_What is needed_
Reproduce all the entries precisely.

_Exercise inputs_
+++

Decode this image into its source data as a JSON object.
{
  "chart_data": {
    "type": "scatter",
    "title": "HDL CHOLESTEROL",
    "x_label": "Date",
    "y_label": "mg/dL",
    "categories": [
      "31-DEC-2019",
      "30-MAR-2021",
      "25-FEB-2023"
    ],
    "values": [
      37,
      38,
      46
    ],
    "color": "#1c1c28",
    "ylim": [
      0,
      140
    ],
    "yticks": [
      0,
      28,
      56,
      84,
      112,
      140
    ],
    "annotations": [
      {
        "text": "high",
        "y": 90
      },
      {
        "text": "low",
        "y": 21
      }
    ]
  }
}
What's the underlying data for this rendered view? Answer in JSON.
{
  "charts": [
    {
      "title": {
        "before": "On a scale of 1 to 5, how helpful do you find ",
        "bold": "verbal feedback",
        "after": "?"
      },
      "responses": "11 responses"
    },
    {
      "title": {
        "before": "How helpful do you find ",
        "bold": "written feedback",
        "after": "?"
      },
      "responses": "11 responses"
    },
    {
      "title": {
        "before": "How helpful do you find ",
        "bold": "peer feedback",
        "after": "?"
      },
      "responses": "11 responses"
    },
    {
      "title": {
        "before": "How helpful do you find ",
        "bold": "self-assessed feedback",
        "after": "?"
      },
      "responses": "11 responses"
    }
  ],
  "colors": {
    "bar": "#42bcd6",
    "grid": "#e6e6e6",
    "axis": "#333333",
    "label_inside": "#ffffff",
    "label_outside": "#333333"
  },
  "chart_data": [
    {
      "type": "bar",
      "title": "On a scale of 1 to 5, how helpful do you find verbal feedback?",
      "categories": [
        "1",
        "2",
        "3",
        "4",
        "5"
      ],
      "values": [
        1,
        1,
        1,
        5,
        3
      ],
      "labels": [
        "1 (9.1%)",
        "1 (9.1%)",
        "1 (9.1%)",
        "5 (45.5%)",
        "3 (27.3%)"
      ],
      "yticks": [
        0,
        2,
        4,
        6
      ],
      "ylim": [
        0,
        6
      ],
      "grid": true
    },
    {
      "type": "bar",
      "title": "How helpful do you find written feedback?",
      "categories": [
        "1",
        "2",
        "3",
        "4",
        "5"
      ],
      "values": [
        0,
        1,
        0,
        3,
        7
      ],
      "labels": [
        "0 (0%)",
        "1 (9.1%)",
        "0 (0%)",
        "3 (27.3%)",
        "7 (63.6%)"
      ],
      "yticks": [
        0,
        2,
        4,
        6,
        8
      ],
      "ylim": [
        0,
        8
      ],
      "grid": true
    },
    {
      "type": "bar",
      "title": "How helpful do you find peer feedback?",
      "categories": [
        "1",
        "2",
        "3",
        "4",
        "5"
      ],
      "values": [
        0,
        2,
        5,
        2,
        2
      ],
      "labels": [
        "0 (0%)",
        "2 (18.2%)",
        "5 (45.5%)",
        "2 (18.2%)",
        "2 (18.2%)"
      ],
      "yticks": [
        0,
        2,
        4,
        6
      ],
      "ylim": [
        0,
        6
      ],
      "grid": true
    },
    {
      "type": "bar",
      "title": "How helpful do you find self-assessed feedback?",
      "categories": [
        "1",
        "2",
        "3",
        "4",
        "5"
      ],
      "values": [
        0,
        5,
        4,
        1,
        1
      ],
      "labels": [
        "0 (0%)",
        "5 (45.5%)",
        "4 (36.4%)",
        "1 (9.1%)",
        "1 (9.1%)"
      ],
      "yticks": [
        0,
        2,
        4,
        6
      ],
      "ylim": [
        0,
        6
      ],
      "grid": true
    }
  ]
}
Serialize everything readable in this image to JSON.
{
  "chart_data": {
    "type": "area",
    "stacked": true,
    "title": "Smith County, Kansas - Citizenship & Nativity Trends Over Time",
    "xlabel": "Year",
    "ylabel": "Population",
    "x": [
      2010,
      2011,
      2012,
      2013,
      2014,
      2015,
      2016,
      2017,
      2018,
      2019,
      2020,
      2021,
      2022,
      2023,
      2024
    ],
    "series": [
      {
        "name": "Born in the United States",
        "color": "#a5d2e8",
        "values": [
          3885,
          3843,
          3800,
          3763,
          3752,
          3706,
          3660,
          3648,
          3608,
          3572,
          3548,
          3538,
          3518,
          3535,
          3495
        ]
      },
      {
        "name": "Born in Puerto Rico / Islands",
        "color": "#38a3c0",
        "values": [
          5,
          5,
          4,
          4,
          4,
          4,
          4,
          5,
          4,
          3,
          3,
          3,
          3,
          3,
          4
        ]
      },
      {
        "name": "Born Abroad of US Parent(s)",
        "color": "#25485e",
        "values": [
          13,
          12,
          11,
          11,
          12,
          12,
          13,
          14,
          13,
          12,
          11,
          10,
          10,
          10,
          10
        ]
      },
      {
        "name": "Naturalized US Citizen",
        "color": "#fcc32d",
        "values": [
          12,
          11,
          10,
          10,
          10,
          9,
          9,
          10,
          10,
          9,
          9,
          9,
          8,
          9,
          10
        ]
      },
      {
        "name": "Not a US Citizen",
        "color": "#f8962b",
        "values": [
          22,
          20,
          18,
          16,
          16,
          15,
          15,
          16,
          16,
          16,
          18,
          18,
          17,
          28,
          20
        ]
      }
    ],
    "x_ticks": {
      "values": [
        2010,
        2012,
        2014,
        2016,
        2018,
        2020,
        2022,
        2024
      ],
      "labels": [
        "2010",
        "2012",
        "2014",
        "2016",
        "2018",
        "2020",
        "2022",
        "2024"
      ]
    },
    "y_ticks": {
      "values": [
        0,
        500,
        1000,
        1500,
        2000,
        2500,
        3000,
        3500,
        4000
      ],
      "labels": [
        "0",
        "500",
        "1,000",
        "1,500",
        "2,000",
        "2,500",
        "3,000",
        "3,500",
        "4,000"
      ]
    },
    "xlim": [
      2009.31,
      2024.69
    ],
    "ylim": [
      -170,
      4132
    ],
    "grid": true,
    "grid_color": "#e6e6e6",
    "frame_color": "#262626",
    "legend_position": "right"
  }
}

+++

_Solved problem_
Decode this image into its source data as a JSON object.
{
  "chart_data": {
    "type": "scatter",
    "title": "HDL CHOLESTEROL",
    "x_label": "Date",
    "y_label": "mg/dL",
    "categories": [
      "31-DEC-2019",
      "30-MAR-2021",
      "25-FEB-2023"
    ],
    "values": [
      37,
      38,
      46
    ],
    "color": "#1c1c28",
    "ylim": [
      0,
      140
    ],
    "yticks": [
      0,
      28,
      56,
      84,
      112,
      140
    ],
    "annotations": [
      {
        "text": "high",
        "y": 90
      },
      {
        "text": "low",
        "y": 21
      }
    ]
  }
}
What's the underlying data for this rendered view? Answer in JSON.
{
  "charts": [
    {
      "title": {
        "before": "On a scale of 1 to 5, how helpful do you find ",
        "bold": "verbal feedback",
        "after": "?"
      },
      "responses": "11 responses"
    },
    {
      "title": {
        "before": "How helpful do you find ",
        "bold": "written feedback",
        "after": "?"
      },
      "responses": "11 responses"
    },
    {
      "title": {
        "before": "How helpful do you find ",
        "bold": "peer feedback",
        "after": "?"
      },
      "responses": "11 responses"
    },
    {
      "title": {
        "before": "How helpful do you find ",
        "bold": "self-assessed feedback",
        "after": "?"
      },
      "responses": "11 responses"
    }
  ],
  "colors": {
    "bar": "#42bcd6",
    "grid": "#e6e6e6",
    "axis": "#333333",
    "label_inside": "#ffffff",
    "label_outside": "#333333"
  },
  "chart_data": [
    {
      "type": "bar",
      "title": "On a scale of 1 to 5, how helpful do you find verbal feedback?",
      "categories": [
        "1",
        "2",
        "3",
        "4",
        "5"
      ],
      "values": [
        1,
        1,
        1,
        5,
        3
      ],
      "labels": [
        "1 (9.1%)",
        "1 (9.1%)",
        "1 (9.1%)",
        "5 (45.5%)",
        "3 (27.3%)"
      ],
      "yticks": [
        0,
        2,
        4,
        6
      ],
      "ylim": [
        0,
        6
      ],
      "grid": true
    },
    {
      "type": "bar",
      "title": "How helpful do you find written feedback?",
      "categories": [
        "1",
        "2",
        "3",
        "4",
        "5"
      ],
      "values": [
        0,
        1,
        0,
        3,
        7
      ],
      "labels": [
        "0 (0%)",
        "1 (9.1%)",
        "0 (0%)",
        "3 (27.3%)",
        "7 (63.6%)"
      ],
      "yticks": [
        0,
        2,
        4,
        6,
        8
      ],
      "ylim": [
        0,
        8
      ],
      "grid": true
    },
    {
      "type": "bar",
      "title": "How helpful do you find peer feedback?",
      "categories": [
        "1",
        "2",
        "3",
        "4",
        "5"
      ],
      "values": [
        0,
        2,
        5,
        2,
        2
      ],
      "labels": [
        "0 (0%)",
        "2 (18.2%)",
        "5 (45.5%)",
        "2 (18.2%)",
        "2 (18.2%)"
      ],
      "yticks": [
        0,
        2,
        4,
        6
      ],
      "ylim": [
        0,
        6
      ],
      "grid": true
    },
    {
      "type": "bar",
      "title": "How helpful do you find self-assessed feedback?",
      "categories": [
        "1",
        "2",
        "3",
        "4",
        "5"
      ],
      "values": [
        0,
        5,
        4,
        1,
        1
      ],
      "labels": [
        "0 (0%)",
        "5 (45.5%)",
        "4 (36.4%)",
        "1 (9.1%)",
        "1 (9.1%)"
      ],
      "yticks": [
        0,
        2,
        4,
        6
      ],
      "ylim": [
        0,
        6
      ],
      "grid": true
    }
  ]
}
Serialize everything readable in this image to JSON.
{
  "chart_data": {
    "type": "area",
    "stacked": true,
    "title": "Smith County, Kansas - Citizenship & Nativity Trends Over Time",
    "xlabel": "Year",
    "ylabel": "Population",
    "x": [
      2010,
      2011,
      2012,
      2013,
      2014,
      2015,
      2016,
      2017,
      2018,
      2019,
      2020,
      2021,
      2022,
      2023,
      2024
    ],
    "series": [
      {
        "name": "Born in the United States",
        "color": "#a5d2e8",
        "values": [
          3885,
          3843,
          3800,
          3763,
          3752,
          3706,
          3660,
          3648,
          3608,
          3572,
          3548,
          3538,
          3518,
          3535,
          3495
        ]
      },
      {
        "name": "Born in Puerto Rico / Islands",
        "color": "#38a3c0",
        "values": [
          5,
          5,
          4,
          4,
          4,
          4,
          4,
          5,
          4,
          3,
          3,
          3,
          3,
          3,
          4
        ]
      },
      {
        "name": "Born Abroad of US Parent(s)",
        "color": "#25485e",
        "values": [
          13,
          12,
          11,
          11,
          12,
          12,
          13,
          14,
          13,
          12,
          11,
          10,
          10,
          10,
          10
        ]
      },
      {
        "name": "Naturalized US Citizen",
        "color": "#fcc32d",
        "values": [
          12,
          11,
          10,
          10,
          10,
          9,
          9,
          10,
          10,
          9,
          9,
          9,
          8,
          9,
          10
        ]
      },
      {
        "name": "Not a US Citizen",
        "color": "#f8962b",
        "values": [
          22,
          20,
          18,
          16,
          16,
          15,
          15,
          16,
          16,
          16,
          18,
          18,
          17,
          28,
          20
        ]
      }
    ],
    "x_ticks": {
      "values": [
        2010,
        2012,
        2014,
        2016,
        2018,
        2020,
        2022,
        2024
      ],
      "labels": [
        "2010",
        "2012",
        "2014",
        "2016",
        "2018",
        "2020",
        "2022",
        "2024"
      ]
    },
    "y_ticks": {
      "values": [
        0,
        500,
        1000,
        1500,
        2000,
        2500,
        3000,
        3500,
        4000
      ],
      "labels": [
        "0",
        "500",
        "1,000",
        "1,500",
        "2,000",
        "2,500",
        "3,000",
        "3,500",
        "4,000"
      ]
    },
    "xlim": [
      2009.31,
      2024.69
    ],
    "ylim": [
      -170,
      4132
    ],
    "grid": true,
    "grid_color": "#e6e6e6",
    "frame_color": "#262626",
    "legend_position": "right"
  }
}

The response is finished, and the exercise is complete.